Stored records:
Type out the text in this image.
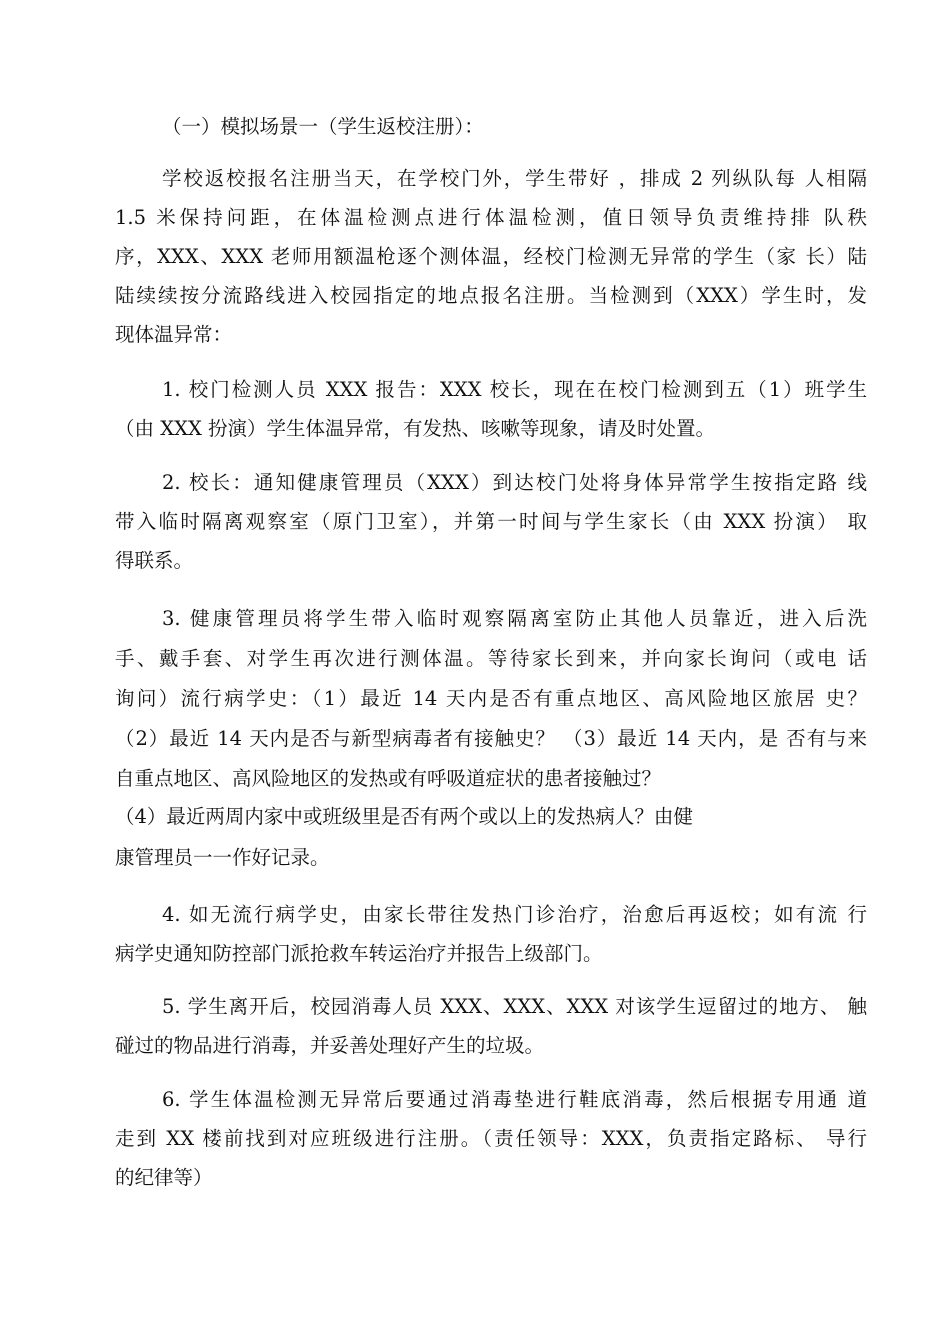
（一）模拟场景一（学生返校注册）：
学校返校报名注册当天，在学校门外，学生带好 ，排成 2 列纵队每 人相隔
1.5 米保持问距，在体温检测点进行体温检测，值日领导负责维持排 队秩
序，XXX、XXX 老师用额温枪逐个测体温，经校门检测无异常的学生（家 长）陆
陆续续按分流路线进入校园指定的地点报名注册。当检测到（XXX）学生时，发
现体温异常：
1. 校门检测人员 XXX 报告：XXX 校长，现在在校门检测到五（1）班学生
（由 XXX 扮演）学生体温异常，有发热、咳嗽等现象，请及时处置。
2. 校长：通知健康管理员（XXX）到达校门处将身体异常学生按指定路 线
带入临时隔离观察室（原门卫室），并第一时间与学生家长（由 XXX 扮演） 取
得联系。
3. 健康管理员将学生带入临时观察隔离室防止其他人员靠近，进入后洗
手、戴手套、对学生再次进行测体温。等待家长到来，并向家长询问（或电 话
询问）流行病学史：（1）最近 14 天内是否有重点地区、高风险地区旅居 史？
（2）最近 14 天内是否与新型病毒者有接触史？ （3）最近 14 天内，是 否有与来
自重点地区、高风险地区的发热或有呼吸道症状的患者接触过？
（4）最近两周内家中或班级里是否有两个或以上的发热病人？由健
康管理员一一作好记录。
4. 如无流行病学史，由家长带往发热门诊治疗，治愈后再返校；如有流 行
病学史通知防控部门派抢救车转运治疗并报告上级部门。
5. 学生离开后，校园消毒人员 XXX、XXX、XXX 对该学生逗留过的地方、 触
碰过的物品进行消毒，并妥善处理好产生的垃圾。
6. 学生体温检测无异常后要通过消毒垫进行鞋底消毒，然后根据专用通 道
走到 XX 楼前找到对应班级进行注册。（责任领导：XXX，负责指定路标、 导行
的纪律等）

Work to do => All preceding records should be duplicated verbatim, images excepted.

Full output =>
Type out the text in this image.
（一）模拟场景一（学生返校注册）：
学校返校报名注册当天，在学校门外，学生带好 ，排成 2 列纵队每 人相隔
1.5 米保持问距，在体温检测点进行体温检测，值日领导负责维持排 队秩
序，XXX、XXX 老师用额温枪逐个测体温，经校门检测无异常的学生（家 长）陆
陆续续按分流路线进入校园指定的地点报名注册。当检测到（XXX）学生时，发
现体温异常：
1. 校门检测人员 XXX 报告：XXX 校长，现在在校门检测到五（1）班学生
（由 XXX 扮演）学生体温异常，有发热、咳嗽等现象，请及时处置。
2. 校长：通知健康管理员（XXX）到达校门处将身体异常学生按指定路 线
带入临时隔离观察室（原门卫室），并第一时间与学生家长（由 XXX 扮演） 取
得联系。
3. 健康管理员将学生带入临时观察隔离室防止其他人员靠近，进入后洗
手、戴手套、对学生再次进行测体温。等待家长到来，并向家长询问（或电 话
询问）流行病学史：（1）最近 14 天内是否有重点地区、高风险地区旅居 史？
（2）最近 14 天内是否与新型病毒者有接触史？ （3）最近 14 天内，是 否有与来
自重点地区、高风险地区的发热或有呼吸道症状的患者接触过？
（4）最近两周内家中或班级里是否有两个或以上的发热病人？由健
康管理员一一作好记录。
4. 如无流行病学史，由家长带往发热门诊治疗，治愈后再返校；如有流 行
病学史通知防控部门派抢救车转运治疗并报告上级部门。
5. 学生离开后，校园消毒人员 XXX、XXX、XXX 对该学生逗留过的地方、 触
碰过的物品进行消毒，并妥善处理好产生的垃圾。
6. 学生体温检测无异常后要通过消毒垫进行鞋底消毒，然后根据专用通 道
走到 XX 楼前找到对应班级进行注册。（责任领导：XXX，负责指定路标、 导行
的纪律等）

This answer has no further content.